— START Data shown —
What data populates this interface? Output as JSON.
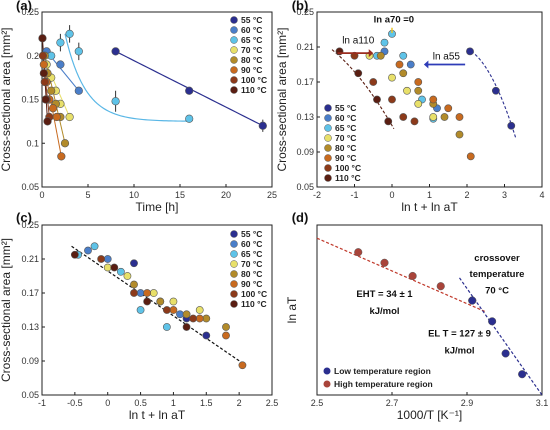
{
  "colors": {
    "55": "#2b2f8f",
    "60": "#4a7ec9",
    "65": "#5fc3e8",
    "70": "#e8e06a",
    "80": "#b28b2a",
    "90": "#c86a1f",
    "100": "#8c3a1a",
    "110": "#5a1e12",
    "fit_a": "#5ab7e6",
    "fit_a_55": "#2b2f8f",
    "fit_low": "#2b2f8f",
    "fit_high": "#c0392b",
    "fit_c": "#111111",
    "arrow_ha": "#9b2c1e",
    "arrow_blue": "#2e3cb8",
    "arrow_yellow": "#e8c42a",
    "low_marker": "#2b2f8f",
    "high_marker": "#a9443a"
  },
  "legend_labels": [
    "55 °C",
    "60 °C",
    "65 °C",
    "70 °C",
    "80 °C",
    "90 °C",
    "100 °C",
    "110 °C"
  ],
  "chart_data": [
    {
      "panel": "(a)",
      "type": "scatter",
      "xlabel": "Time [h]",
      "ylabel": "Cross-sectional area [mm²]",
      "xlim": [
        0,
        25
      ],
      "ylim": [
        0.05,
        0.25
      ],
      "xticks": [
        "0",
        "5",
        "10",
        "15",
        "20",
        "25"
      ],
      "yticks": [
        "0.05",
        "0.1",
        "0.15",
        "0.2",
        "0.25"
      ],
      "series": [
        {
          "name": "55 °C",
          "x": [
            8,
            16,
            24
          ],
          "y": [
            0.205,
            0.16,
            0.12
          ],
          "err": [
            0.0,
            0.0,
            0.007
          ]
        },
        {
          "name": "60 °C",
          "x": [
            0.5,
            2,
            4
          ],
          "y": [
            0.205,
            0.19,
            0.16
          ],
          "err": [
            0.0,
            0.0,
            0.0
          ]
        },
        {
          "name": "65 °C",
          "x": [
            1,
            2,
            3,
            4,
            8,
            16
          ],
          "y": [
            0.2,
            0.215,
            0.225,
            0.205,
            0.148,
            0.128
          ],
          "err": [
            0,
            0.01,
            0.01,
            0.01,
            0.012,
            0
          ]
        },
        {
          "name": "70 °C",
          "x": [
            0.5,
            1,
            1.5,
            2,
            3
          ],
          "y": [
            0.19,
            0.175,
            0.16,
            0.145,
            0.13
          ],
          "err": [
            0,
            0,
            0,
            0,
            0
          ]
        },
        {
          "name": "80 °C",
          "x": [
            0.3,
            0.6,
            1,
            1.5,
            2,
            2.5
          ],
          "y": [
            0.2,
            0.18,
            0.16,
            0.145,
            0.13,
            0.1
          ],
          "err": [
            0,
            0,
            0,
            0,
            0,
            0
          ]
        },
        {
          "name": "90 °C",
          "x": [
            0.2,
            0.5,
            0.8,
            1.2,
            1.6,
            2.1
          ],
          "y": [
            0.19,
            0.17,
            0.15,
            0.14,
            0.13,
            0.085
          ],
          "err": [
            0,
            0,
            0,
            0,
            0,
            0
          ]
        },
        {
          "name": "100 °C",
          "x": [
            0.1,
            0.3,
            0.5,
            0.8
          ],
          "y": [
            0.2,
            0.17,
            0.15,
            0.13
          ],
          "err": [
            0,
            0,
            0,
            0
          ]
        },
        {
          "name": "110 °C",
          "x": [
            0.05,
            0.2,
            0.4,
            0.6
          ],
          "y": [
            0.22,
            0.18,
            0.15,
            0.125
          ],
          "err": [
            0,
            0,
            0,
            0
          ]
        }
      ]
    },
    {
      "panel": "(b)",
      "type": "scatter",
      "xlabel": "ln t + ln aT",
      "ylabel": "Cross-sectional area [mm²]",
      "xlim": [
        -2,
        4
      ],
      "ylim": [
        0.05,
        0.25
      ],
      "xticks": [
        "-2",
        "-1",
        "0",
        "1",
        "2",
        "3",
        "4"
      ],
      "yticks": [
        "0.05",
        "0.09",
        "0.13",
        "0.17",
        "0.21",
        "0.25"
      ],
      "annotations": [
        "ln a70 =0",
        "ln a110",
        "ln a55"
      ],
      "series": [
        {
          "name": "55 °C",
          "x": [
            2.08,
            2.77,
            3.18
          ],
          "y": [
            0.205,
            0.16,
            0.12
          ]
        },
        {
          "name": "60 °C",
          "x": [
            -0.2,
            0.5,
            1.2
          ],
          "y": [
            0.205,
            0.19,
            0.14
          ]
        },
        {
          "name": "65 °C",
          "x": [
            -0.4,
            -0.2,
            0.0,
            0.3,
            0.8,
            1.1
          ],
          "y": [
            0.2,
            0.215,
            0.225,
            0.2,
            0.15,
            0.128
          ]
        },
        {
          "name": "70 °C",
          "x": [
            -0.6,
            0.0,
            0.4,
            0.7,
            1.1
          ],
          "y": [
            0.2,
            0.175,
            0.16,
            0.145,
            0.13
          ]
        },
        {
          "name": "80 °C",
          "x": [
            -0.3,
            0.3,
            0.7,
            1.1,
            1.4,
            1.8
          ],
          "y": [
            0.2,
            0.18,
            0.16,
            0.145,
            0.13,
            0.11
          ]
        },
        {
          "name": "90 °C",
          "x": [
            0.2,
            0.7,
            1.1,
            1.5,
            1.8,
            2.1
          ],
          "y": [
            0.19,
            0.17,
            0.15,
            0.14,
            0.13,
            0.085
          ]
        },
        {
          "name": "100 °C",
          "x": [
            -1.0,
            -0.5,
            0.0,
            0.3,
            0.6
          ],
          "y": [
            0.2,
            0.17,
            0.15,
            0.13,
            0.125
          ]
        },
        {
          "name": "110 °C",
          "x": [
            -1.4,
            -0.9,
            -0.4,
            -0.1
          ],
          "y": [
            0.205,
            0.18,
            0.15,
            0.125
          ]
        }
      ]
    },
    {
      "panel": "(c)",
      "type": "scatter",
      "xlabel": "ln t + ln aT",
      "ylabel": "Cross-sectional area [mm²]",
      "xlim": [
        -1,
        2.5
      ],
      "ylim": [
        0.05,
        0.25
      ],
      "xticks": [
        "-1",
        "-0.5",
        "0",
        "0.5",
        "1",
        "1.5",
        "2",
        "2.5"
      ],
      "yticks": [
        "0.05",
        "0.09",
        "0.13",
        "0.17",
        "0.21",
        "0.25"
      ],
      "series": [
        {
          "name": "55 °C",
          "x": [
            0.4,
            1.2,
            1.5
          ],
          "y": [
            0.205,
            0.14,
            0.12
          ]
        },
        {
          "name": "60 °C",
          "x": [
            -0.3,
            0.0,
            0.5,
            0.8,
            1.1
          ],
          "y": [
            0.22,
            0.21,
            0.17,
            0.16,
            0.145
          ]
        },
        {
          "name": "65 °C",
          "x": [
            -0.45,
            -0.2,
            0.2,
            0.5,
            0.9
          ],
          "y": [
            0.215,
            0.225,
            0.195,
            0.15,
            0.13
          ]
        },
        {
          "name": "70 °C",
          "x": [
            0.0,
            0.3,
            0.7,
            1.0,
            1.4
          ],
          "y": [
            0.2,
            0.19,
            0.17,
            0.16,
            0.15
          ]
        },
        {
          "name": "80 °C",
          "x": [
            0.4,
            0.8,
            1.2,
            1.5,
            1.8
          ],
          "y": [
            0.18,
            0.16,
            0.145,
            0.14,
            0.13
          ]
        },
        {
          "name": "90 °C",
          "x": [
            0.6,
            1.0,
            1.4,
            1.8,
            2.05
          ],
          "y": [
            0.17,
            0.15,
            0.14,
            0.12,
            0.085
          ]
        },
        {
          "name": "100 °C",
          "x": [
            -0.1,
            0.4,
            0.9,
            1.3
          ],
          "y": [
            0.21,
            0.17,
            0.15,
            0.14
          ]
        },
        {
          "name": "110 °C",
          "x": [
            -0.5,
            0.1,
            0.6,
            1.2
          ],
          "y": [
            0.215,
            0.2,
            0.16,
            0.13
          ]
        }
      ]
    },
    {
      "panel": "(d)",
      "type": "scatter",
      "xlabel": "1000/T [K⁻¹]",
      "ylabel": "ln aT",
      "xlim": [
        2.5,
        3.1
      ],
      "ylim": [
        -2.5,
        2.0
      ],
      "xticks": [
        "2.5",
        "2.7",
        "2.9",
        "3.1"
      ],
      "yticks": [],
      "annotations": [
        {
          "text": "EHT = 34 ± 1",
          "text2": "kJ/mol"
        },
        {
          "text": "EL T = 127 ± 9",
          "text2": "kJ/mol"
        },
        {
          "text": "crossover",
          "text2": "temperature",
          "text3": "70 °C"
        }
      ],
      "legend": [
        "Low temperature region",
        "High temperature region"
      ],
      "series": [
        {
          "name": "Low temperature region",
          "x": [
            2.914,
            2.967,
            3.003,
            3.047
          ],
          "y": [
            0.0,
            -0.55,
            -1.4,
            -1.95
          ]
        },
        {
          "name": "High temperature region",
          "x": [
            2.61,
            2.68,
            2.755,
            2.83,
            2.914
          ],
          "y": [
            1.28,
            1.0,
            0.65,
            0.38,
            0.0
          ]
        }
      ]
    }
  ]
}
— END Data shown —
#### What needs to be done:
Take every line from the data above that holds "region" and copy it out.

#### Response to the exercise:
        "Low temperature region",
        "High temperature region"
          "name": "Low temperature region",
          "name": "High temperature region",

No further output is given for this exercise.